* _Short exercise_
Retype every entry word for word.
[start Source material]
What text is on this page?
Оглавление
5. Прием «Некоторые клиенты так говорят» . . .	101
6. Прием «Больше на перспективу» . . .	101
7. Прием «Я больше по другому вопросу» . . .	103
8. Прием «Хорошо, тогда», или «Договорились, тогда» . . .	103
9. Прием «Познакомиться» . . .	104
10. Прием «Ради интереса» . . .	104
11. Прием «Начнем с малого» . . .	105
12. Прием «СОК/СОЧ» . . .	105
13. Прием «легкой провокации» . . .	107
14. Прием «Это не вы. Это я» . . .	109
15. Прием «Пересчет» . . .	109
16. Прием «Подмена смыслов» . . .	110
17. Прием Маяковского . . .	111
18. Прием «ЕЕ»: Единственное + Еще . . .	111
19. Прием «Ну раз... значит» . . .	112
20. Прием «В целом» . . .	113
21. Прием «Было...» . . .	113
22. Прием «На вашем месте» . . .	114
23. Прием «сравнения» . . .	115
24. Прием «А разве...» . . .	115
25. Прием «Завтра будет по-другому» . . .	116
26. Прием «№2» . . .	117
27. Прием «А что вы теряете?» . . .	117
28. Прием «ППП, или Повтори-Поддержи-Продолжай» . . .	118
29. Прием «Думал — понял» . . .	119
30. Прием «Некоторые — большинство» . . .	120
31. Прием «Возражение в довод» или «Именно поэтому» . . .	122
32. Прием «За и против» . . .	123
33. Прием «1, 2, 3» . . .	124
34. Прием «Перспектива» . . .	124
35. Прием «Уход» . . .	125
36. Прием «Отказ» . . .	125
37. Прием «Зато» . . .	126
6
[end Source material]
* _Solution_
What text is on this page?
Оглавление
5. Прием «Некоторые клиенты так говорят» . . .	101
6. Прием «Больше на перспективу» . . .	101
7. Прием «Я больше по другому вопросу» . . .	103
8. Прием «Хорошо, тогда», или «Договорились, тогда» . . .	103
9. Прием «Познакомиться» . . .	104
10. Прием «Ради интереса» . . .	104
11. Прием «Начнем с малого» . . .	105
12. Прием «СОК/СОЧ» . . .	105
13. Прием «легкой провокации» . . .	107
14. Прием «Это не вы. Это я» . . .	109
15. Прием «Пересчет» . . .	109
16. Прием «Подмена смыслов» . . .	110
17. Прием Маяковского . . .	111
18. Прием «ЕЕ»: Единственное + Еще . . .	111
19. Прием «Ну раз... значит» . . .	112
20. Прием «В целом» . . .	113
21. Прием «Было...» . . .	113
22. Прием «На вашем месте» . . .	114
23. Прием «сравнения» . . .	115
24. Прием «А разве...» . . .	115
25. Прием «Завтра будет по-другому» . . .	116
26. Прием «№2» . . .	117
27. Прием «А что вы теряете?» . . .	117
28. Прием «ППП, или Повтори-Поддержи-Продолжай» . . .	118
29. Прием «Думал — понял» . . .	119
30. Прием «Некоторые — большинство» . . .	120
31. Прием «Возражение в довод» или «Именно поэтому» . . .	122
32. Прием «За и против» . . .	123
33. Прием «1, 2, 3» . . .	124
34. Прием «Перспектива» . . .	124
35. Прием «Уход» . . .	125
36. Прием «Отказ» . . .	125
37. Прием «Зато» . . .	126
6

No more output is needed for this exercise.